_Written task_
Write out the data again in full, exactly as it reads.

_Information given_
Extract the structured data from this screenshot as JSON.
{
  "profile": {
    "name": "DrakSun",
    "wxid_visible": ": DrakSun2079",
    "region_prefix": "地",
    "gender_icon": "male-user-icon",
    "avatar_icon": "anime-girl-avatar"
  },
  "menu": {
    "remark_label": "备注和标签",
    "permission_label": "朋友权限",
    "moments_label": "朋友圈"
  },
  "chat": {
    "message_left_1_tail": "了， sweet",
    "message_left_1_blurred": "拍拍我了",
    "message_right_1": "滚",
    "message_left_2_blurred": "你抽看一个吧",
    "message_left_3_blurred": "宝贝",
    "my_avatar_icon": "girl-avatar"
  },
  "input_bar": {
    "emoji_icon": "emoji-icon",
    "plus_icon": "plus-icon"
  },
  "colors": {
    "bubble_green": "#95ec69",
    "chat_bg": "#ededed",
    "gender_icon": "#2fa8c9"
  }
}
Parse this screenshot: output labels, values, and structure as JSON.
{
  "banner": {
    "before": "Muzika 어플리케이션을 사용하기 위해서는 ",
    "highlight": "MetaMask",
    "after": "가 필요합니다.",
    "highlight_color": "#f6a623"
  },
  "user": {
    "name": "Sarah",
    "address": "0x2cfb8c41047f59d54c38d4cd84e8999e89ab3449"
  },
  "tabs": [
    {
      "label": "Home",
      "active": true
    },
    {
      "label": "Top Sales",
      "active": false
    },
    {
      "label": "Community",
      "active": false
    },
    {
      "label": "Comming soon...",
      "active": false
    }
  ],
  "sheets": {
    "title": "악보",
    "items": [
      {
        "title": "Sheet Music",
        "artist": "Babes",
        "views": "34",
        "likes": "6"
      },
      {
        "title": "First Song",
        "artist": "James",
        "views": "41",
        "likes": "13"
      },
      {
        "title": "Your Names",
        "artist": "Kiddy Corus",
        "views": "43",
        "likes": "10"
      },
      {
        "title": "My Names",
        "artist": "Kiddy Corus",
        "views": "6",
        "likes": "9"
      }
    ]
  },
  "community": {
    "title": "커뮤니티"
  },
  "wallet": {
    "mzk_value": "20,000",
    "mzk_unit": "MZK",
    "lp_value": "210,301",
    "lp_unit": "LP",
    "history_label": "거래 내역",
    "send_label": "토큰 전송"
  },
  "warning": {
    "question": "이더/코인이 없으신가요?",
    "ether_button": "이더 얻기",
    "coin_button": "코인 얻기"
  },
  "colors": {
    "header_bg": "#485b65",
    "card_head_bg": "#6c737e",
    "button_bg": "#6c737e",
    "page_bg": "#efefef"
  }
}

_Exercise output_
Extract the structured data from this screenshot as JSON.
{
  "profile": {
    "name": "DrakSun",
    "wxid_visible": ": DrakSun2079",
    "region_prefix": "地",
    "gender_icon": "male-user-icon",
    "avatar_icon": "anime-girl-avatar"
  },
  "menu": {
    "remark_label": "备注和标签",
    "permission_label": "朋友权限",
    "moments_label": "朋友圈"
  },
  "chat": {
    "message_left_1_tail": "了， sweet",
    "message_left_1_blurred": "拍拍我了",
    "message_right_1": "滚",
    "message_left_2_blurred": "你抽看一个吧",
    "message_left_3_blurred": "宝贝",
    "my_avatar_icon": "girl-avatar"
  },
  "input_bar": {
    "emoji_icon": "emoji-icon",
    "plus_icon": "plus-icon"
  },
  "colors": {
    "bubble_green": "#95ec69",
    "chat_bg": "#ededed",
    "gender_icon": "#2fa8c9"
  }
}
Parse this screenshot: output labels, values, and structure as JSON.
{
  "banner": {
    "before": "Muzika 어플리케이션을 사용하기 위해서는 ",
    "highlight": "MetaMask",
    "after": "가 필요합니다.",
    "highlight_color": "#f6a623"
  },
  "user": {
    "name": "Sarah",
    "address": "0x2cfb8c41047f59d54c38d4cd84e8999e89ab3449"
  },
  "tabs": [
    {
      "label": "Home",
      "active": true
    },
    {
      "label": "Top Sales",
      "active": false
    },
    {
      "label": "Community",
      "active": false
    },
    {
      "label": "Comming soon...",
      "active": false
    }
  ],
  "sheets": {
    "title": "악보",
    "items": [
      {
        "title": "Sheet Music",
        "artist": "Babes",
        "views": "34",
        "likes": "6"
      },
      {
        "title": "First Song",
        "artist": "James",
        "views": "41",
        "likes": "13"
      },
      {
        "title": "Your Names",
        "artist": "Kiddy Corus",
        "views": "43",
        "likes": "10"
      },
      {
        "title": "My Names",
        "artist": "Kiddy Corus",
        "views": "6",
        "likes": "9"
      }
    ]
  },
  "community": {
    "title": "커뮤니티"
  },
  "wallet": {
    "mzk_value": "20,000",
    "mzk_unit": "MZK",
    "lp_value": "210,301",
    "lp_unit": "LP",
    "history_label": "거래 내역",
    "send_label": "토큰 전송"
  },
  "warning": {
    "question": "이더/코인이 없으신가요?",
    "ether_button": "이더 얻기",
    "coin_button": "코인 얻기"
  },
  "colors": {
    "header_bg": "#485b65",
    "card_head_bg": "#6c737e",
    "button_bg": "#6c737e",
    "page_bg": "#efefef"
  }
}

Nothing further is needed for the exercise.